[Work instructions]: Only a number is wanted: the count of lines in this listing that contain "SDTVAR".

##### Entries

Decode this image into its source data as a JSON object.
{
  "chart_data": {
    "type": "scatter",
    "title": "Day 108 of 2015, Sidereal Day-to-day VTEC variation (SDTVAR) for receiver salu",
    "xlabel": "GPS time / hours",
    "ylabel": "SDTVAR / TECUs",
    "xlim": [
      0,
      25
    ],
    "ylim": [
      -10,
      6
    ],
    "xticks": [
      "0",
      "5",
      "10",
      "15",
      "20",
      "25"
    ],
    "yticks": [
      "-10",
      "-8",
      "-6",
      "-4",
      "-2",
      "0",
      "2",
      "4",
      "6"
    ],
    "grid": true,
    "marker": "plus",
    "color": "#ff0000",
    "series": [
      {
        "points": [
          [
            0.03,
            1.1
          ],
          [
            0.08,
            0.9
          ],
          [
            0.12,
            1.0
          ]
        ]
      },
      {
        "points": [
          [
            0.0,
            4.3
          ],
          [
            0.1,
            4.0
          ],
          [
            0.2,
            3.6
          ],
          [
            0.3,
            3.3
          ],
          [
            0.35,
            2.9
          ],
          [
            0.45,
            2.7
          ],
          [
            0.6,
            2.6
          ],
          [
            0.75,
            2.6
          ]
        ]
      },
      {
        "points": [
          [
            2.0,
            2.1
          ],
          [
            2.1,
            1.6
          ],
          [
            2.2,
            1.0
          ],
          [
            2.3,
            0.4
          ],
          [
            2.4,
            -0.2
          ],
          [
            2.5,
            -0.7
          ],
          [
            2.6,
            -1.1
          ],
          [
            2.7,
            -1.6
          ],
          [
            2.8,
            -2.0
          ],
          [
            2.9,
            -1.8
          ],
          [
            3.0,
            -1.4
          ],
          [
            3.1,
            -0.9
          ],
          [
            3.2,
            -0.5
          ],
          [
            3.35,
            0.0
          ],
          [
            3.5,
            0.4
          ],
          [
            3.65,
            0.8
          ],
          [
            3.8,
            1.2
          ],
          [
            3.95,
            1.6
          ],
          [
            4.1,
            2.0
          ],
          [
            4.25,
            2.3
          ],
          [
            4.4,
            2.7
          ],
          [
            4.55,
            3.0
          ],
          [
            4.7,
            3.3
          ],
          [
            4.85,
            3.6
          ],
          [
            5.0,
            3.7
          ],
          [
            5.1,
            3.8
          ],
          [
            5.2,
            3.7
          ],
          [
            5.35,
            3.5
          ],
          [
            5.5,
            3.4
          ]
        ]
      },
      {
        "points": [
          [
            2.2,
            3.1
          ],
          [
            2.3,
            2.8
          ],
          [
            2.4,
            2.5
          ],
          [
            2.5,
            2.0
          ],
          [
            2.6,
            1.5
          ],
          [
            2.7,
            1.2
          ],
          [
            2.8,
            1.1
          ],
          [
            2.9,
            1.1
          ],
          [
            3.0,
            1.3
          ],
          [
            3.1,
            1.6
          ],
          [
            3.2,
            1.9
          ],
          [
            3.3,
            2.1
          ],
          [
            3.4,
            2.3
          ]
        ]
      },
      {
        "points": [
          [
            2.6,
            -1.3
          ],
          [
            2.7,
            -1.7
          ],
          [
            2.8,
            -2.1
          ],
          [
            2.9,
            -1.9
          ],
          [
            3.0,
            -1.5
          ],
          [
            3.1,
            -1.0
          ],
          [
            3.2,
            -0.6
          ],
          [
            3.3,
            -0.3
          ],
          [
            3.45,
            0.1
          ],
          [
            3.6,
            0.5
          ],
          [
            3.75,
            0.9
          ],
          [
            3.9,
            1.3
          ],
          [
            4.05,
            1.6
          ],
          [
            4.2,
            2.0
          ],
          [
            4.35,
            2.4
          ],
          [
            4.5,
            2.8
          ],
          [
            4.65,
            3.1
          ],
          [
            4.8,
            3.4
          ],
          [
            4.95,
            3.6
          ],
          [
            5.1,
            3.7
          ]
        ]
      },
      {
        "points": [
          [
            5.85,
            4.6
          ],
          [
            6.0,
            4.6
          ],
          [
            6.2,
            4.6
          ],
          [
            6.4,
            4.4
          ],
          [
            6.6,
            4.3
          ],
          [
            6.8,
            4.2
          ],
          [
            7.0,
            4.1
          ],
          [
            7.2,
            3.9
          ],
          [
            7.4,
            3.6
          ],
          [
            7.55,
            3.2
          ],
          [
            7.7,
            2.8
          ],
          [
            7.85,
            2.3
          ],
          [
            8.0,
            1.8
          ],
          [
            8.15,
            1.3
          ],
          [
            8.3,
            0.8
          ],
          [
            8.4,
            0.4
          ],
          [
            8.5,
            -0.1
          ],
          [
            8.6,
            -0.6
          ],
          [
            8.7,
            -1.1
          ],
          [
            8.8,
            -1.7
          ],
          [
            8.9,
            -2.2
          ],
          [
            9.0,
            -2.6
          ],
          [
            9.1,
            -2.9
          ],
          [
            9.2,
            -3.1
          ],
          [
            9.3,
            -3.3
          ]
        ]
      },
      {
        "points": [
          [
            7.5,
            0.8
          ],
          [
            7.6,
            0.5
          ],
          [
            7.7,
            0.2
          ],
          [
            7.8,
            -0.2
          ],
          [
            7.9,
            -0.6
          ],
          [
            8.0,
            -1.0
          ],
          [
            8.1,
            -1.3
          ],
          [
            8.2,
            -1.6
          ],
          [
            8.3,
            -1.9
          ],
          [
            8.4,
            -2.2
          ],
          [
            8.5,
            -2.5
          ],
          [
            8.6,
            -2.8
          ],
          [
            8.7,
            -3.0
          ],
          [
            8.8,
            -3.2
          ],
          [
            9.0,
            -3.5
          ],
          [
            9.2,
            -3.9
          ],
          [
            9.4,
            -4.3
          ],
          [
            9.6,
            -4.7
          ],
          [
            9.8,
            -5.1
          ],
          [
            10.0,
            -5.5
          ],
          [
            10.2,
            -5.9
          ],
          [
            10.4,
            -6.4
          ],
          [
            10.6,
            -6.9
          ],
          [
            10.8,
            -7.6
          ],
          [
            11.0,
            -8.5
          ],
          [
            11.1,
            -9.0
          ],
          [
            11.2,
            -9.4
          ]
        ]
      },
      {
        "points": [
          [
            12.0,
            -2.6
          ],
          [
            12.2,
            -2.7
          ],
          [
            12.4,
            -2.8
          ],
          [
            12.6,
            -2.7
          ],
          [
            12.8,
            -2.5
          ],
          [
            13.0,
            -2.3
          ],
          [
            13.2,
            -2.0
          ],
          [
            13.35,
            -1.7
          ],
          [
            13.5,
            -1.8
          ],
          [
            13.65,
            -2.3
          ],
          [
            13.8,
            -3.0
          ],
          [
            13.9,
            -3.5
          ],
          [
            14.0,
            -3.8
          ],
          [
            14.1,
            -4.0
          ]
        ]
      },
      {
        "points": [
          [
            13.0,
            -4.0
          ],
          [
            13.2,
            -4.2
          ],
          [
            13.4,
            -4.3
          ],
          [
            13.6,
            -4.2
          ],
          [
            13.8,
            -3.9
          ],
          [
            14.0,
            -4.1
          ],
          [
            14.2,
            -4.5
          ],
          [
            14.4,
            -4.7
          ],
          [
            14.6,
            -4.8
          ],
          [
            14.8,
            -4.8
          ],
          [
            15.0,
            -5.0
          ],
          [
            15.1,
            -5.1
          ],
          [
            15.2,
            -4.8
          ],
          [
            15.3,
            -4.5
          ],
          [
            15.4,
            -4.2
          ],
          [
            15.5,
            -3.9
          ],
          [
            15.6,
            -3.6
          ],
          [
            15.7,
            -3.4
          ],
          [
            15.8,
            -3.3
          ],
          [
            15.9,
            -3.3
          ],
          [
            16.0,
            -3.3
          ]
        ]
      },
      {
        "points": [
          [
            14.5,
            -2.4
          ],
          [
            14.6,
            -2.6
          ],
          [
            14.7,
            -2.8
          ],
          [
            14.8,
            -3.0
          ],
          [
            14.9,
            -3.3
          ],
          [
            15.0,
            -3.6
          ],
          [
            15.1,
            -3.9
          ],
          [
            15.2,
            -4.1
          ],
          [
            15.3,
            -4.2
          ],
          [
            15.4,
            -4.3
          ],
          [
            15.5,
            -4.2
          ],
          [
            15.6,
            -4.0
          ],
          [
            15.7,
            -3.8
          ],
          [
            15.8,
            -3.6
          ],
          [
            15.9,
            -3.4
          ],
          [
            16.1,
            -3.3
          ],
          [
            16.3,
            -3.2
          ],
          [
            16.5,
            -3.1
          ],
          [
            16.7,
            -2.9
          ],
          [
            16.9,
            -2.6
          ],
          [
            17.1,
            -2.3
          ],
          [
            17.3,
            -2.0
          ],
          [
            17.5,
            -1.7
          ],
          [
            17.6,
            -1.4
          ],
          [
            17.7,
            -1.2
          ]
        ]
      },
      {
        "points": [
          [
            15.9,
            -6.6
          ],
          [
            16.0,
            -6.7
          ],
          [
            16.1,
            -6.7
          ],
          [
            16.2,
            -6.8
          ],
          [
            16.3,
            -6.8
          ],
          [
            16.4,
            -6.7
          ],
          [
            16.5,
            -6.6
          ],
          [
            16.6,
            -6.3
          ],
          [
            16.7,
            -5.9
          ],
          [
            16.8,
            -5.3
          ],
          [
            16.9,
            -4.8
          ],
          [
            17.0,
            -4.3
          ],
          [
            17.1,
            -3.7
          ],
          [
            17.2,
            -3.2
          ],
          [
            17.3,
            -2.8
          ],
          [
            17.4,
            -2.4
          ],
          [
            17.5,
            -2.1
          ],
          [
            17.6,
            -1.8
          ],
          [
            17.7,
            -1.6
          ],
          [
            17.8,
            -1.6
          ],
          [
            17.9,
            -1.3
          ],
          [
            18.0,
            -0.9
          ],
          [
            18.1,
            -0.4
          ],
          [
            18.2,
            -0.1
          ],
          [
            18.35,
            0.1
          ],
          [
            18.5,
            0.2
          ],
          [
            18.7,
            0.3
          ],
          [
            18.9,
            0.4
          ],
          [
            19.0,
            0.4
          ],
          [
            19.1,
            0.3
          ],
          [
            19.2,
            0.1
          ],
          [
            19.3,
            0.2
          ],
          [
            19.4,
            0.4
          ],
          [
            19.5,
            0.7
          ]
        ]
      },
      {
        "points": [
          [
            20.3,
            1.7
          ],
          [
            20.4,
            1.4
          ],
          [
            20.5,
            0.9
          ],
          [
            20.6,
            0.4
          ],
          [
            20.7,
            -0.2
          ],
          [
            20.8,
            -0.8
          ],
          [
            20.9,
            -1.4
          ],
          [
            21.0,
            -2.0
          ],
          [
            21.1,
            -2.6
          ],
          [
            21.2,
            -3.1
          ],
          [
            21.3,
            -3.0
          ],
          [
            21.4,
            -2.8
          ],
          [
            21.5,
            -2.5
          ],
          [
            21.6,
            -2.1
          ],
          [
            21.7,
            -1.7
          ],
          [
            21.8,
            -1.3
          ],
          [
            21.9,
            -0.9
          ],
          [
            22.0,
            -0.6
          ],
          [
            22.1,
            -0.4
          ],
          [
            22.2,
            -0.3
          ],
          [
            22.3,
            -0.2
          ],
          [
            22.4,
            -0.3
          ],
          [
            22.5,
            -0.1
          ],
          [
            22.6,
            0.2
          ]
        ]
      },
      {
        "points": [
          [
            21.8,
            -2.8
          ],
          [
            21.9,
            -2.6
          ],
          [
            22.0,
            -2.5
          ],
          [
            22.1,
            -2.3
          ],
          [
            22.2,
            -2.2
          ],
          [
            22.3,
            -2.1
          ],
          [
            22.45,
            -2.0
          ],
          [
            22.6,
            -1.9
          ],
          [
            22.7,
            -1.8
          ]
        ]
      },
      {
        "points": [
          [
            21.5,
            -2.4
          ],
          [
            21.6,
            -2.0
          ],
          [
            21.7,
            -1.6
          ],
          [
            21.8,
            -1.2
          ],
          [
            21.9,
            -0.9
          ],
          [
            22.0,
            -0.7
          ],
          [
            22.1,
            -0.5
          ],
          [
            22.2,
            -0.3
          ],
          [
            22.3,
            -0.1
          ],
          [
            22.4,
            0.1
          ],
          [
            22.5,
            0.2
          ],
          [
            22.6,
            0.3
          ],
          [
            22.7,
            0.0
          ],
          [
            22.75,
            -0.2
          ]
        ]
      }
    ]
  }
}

##########

[Answer below]: 2